■ Data for this task:
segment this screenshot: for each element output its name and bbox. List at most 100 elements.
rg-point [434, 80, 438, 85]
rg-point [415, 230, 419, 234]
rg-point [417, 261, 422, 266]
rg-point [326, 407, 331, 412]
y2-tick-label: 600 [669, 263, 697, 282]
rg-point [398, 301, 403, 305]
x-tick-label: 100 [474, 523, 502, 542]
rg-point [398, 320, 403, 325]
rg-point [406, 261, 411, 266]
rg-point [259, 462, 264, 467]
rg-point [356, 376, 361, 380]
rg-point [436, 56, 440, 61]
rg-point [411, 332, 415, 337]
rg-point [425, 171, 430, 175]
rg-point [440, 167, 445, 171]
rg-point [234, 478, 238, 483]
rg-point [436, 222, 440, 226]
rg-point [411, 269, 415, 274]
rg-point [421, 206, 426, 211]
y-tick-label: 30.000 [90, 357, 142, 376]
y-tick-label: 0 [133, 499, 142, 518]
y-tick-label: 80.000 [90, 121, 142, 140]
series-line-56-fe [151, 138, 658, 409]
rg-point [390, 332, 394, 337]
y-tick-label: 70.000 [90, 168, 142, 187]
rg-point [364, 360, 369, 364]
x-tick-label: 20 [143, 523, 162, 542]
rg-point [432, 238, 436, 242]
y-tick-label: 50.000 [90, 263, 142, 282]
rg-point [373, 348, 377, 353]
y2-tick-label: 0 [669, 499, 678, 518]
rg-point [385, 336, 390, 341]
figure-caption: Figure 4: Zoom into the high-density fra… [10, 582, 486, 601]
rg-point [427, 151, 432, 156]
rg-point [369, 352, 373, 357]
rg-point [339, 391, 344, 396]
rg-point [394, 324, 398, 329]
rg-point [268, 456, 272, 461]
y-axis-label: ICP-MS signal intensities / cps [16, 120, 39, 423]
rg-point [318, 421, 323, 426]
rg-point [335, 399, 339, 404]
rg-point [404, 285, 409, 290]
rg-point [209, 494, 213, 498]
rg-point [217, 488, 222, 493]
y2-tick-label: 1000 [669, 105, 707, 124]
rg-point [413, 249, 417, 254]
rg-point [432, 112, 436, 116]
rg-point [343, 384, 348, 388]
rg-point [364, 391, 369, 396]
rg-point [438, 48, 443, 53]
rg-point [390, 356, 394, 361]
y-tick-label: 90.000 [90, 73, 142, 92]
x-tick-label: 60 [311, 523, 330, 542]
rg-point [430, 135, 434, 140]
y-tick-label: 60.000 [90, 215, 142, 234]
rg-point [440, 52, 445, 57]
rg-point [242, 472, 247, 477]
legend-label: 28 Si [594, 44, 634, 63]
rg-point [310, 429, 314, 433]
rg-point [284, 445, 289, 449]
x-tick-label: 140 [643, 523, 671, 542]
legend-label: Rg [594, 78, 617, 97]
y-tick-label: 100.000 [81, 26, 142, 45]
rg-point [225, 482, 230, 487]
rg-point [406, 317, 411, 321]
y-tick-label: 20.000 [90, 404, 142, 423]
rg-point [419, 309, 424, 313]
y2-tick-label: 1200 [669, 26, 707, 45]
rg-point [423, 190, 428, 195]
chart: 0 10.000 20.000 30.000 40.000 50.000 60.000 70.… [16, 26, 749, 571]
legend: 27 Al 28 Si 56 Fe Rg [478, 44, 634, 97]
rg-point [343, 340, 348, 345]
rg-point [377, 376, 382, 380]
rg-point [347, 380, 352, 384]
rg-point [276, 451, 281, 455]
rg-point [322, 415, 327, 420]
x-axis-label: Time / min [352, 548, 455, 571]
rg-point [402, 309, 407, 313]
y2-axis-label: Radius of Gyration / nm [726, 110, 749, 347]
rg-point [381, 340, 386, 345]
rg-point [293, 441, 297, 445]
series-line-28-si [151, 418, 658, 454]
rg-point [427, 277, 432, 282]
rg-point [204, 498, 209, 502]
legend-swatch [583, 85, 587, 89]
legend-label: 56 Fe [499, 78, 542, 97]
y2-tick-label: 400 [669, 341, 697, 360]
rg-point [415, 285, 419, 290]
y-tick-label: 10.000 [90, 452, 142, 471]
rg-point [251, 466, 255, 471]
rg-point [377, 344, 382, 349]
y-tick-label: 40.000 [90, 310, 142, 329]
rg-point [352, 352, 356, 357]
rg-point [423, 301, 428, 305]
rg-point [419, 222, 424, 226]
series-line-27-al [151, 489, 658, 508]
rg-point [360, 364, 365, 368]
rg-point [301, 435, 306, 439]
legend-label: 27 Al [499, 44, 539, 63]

■ Task brief: Return each line of the records above verbatim and in the same order.

■ Complete answer:
segment this screenshot: for each element output its name and bbox. List at most 100 elements.
rg-point [434, 80, 438, 85]
rg-point [415, 230, 419, 234]
rg-point [417, 261, 422, 266]
rg-point [326, 407, 331, 412]
y2-tick-label: 600 [669, 263, 697, 282]
rg-point [398, 301, 403, 305]
x-tick-label: 100 [474, 523, 502, 542]
rg-point [398, 320, 403, 325]
rg-point [406, 261, 411, 266]
rg-point [259, 462, 264, 467]
rg-point [356, 376, 361, 380]
rg-point [436, 56, 440, 61]
rg-point [411, 332, 415, 337]
rg-point [425, 171, 430, 175]
rg-point [440, 167, 445, 171]
rg-point [234, 478, 238, 483]
rg-point [436, 222, 440, 226]
rg-point [411, 269, 415, 274]
rg-point [421, 206, 426, 211]
y-tick-label: 30.000 [90, 357, 142, 376]
y-tick-label: 0 [133, 499, 142, 518]
y-tick-label: 80.000 [90, 121, 142, 140]
series-line-56-fe [151, 138, 658, 409]
rg-point [390, 332, 394, 337]
y-tick-label: 70.000 [90, 168, 142, 187]
rg-point [364, 360, 369, 364]
x-tick-label: 20 [143, 523, 162, 542]
rg-point [432, 238, 436, 242]
y-tick-label: 50.000 [90, 263, 142, 282]
rg-point [373, 348, 377, 353]
y2-tick-label: 0 [669, 499, 678, 518]
rg-point [385, 336, 390, 341]
figure-caption: Figure 4: Zoom into the high-density fra… [10, 582, 486, 601]
rg-point [427, 151, 432, 156]
rg-point [369, 352, 373, 357]
rg-point [339, 391, 344, 396]
rg-point [394, 324, 398, 329]
rg-point [268, 456, 272, 461]
y-axis-label: ICP-MS signal intensities / cps [16, 120, 39, 423]
rg-point [318, 421, 323, 426]
rg-point [335, 399, 339, 404]
rg-point [404, 285, 409, 290]
rg-point [209, 494, 213, 498]
rg-point [217, 488, 222, 493]
y2-tick-label: 1000 [669, 105, 707, 124]
rg-point [413, 249, 417, 254]
rg-point [432, 112, 436, 116]
rg-point [343, 384, 348, 388]
rg-point [364, 391, 369, 396]
rg-point [438, 48, 443, 53]
rg-point [390, 356, 394, 361]
y-tick-label: 90.000 [90, 73, 142, 92]
x-tick-label: 60 [311, 523, 330, 542]
rg-point [430, 135, 434, 140]
y-tick-label: 60.000 [90, 215, 142, 234]
rg-point [440, 52, 445, 57]
rg-point [242, 472, 247, 477]
legend-label: 28 Si [594, 44, 634, 63]
rg-point [310, 429, 314, 433]
rg-point [284, 445, 289, 449]
x-tick-label: 140 [643, 523, 671, 542]
legend-label: Rg [594, 78, 617, 97]
y-tick-label: 100.000 [81, 26, 142, 45]
rg-point [225, 482, 230, 487]
rg-point [406, 317, 411, 321]
y-tick-label: 20.000 [90, 404, 142, 423]
rg-point [419, 309, 424, 313]
y2-tick-label: 1200 [669, 26, 707, 45]
rg-point [423, 190, 428, 195]
chart: 0 10.000 20.000 30.000 40.000 50.000 60.000 70.… [16, 26, 749, 571]
legend: 27 Al 28 Si 56 Fe Rg [478, 44, 634, 97]
rg-point [343, 340, 348, 345]
rg-point [377, 376, 382, 380]
rg-point [347, 380, 352, 384]
rg-point [276, 451, 281, 455]
rg-point [322, 415, 327, 420]
x-axis-label: Time / min [352, 548, 455, 571]
rg-point [402, 309, 407, 313]
y2-axis-label: Radius of Gyration / nm [726, 110, 749, 347]
rg-point [381, 340, 386, 345]
rg-point [293, 441, 297, 445]
series-line-28-si [151, 418, 658, 454]
rg-point [427, 277, 432, 282]
rg-point [204, 498, 209, 502]
legend-swatch [583, 85, 587, 89]
legend-label: 56 Fe [499, 78, 542, 97]
y2-tick-label: 400 [669, 341, 697, 360]
rg-point [415, 285, 419, 290]
y-tick-label: 10.000 [90, 452, 142, 471]
rg-point [251, 466, 255, 471]
rg-point [377, 344, 382, 349]
y-tick-label: 40.000 [90, 310, 142, 329]
rg-point [352, 352, 356, 357]
rg-point [423, 301, 428, 305]
rg-point [419, 222, 424, 226]
series-line-27-al [151, 489, 658, 508]
rg-point [360, 364, 365, 368]
rg-point [301, 435, 306, 439]
legend-label: 27 Al [499, 44, 539, 63]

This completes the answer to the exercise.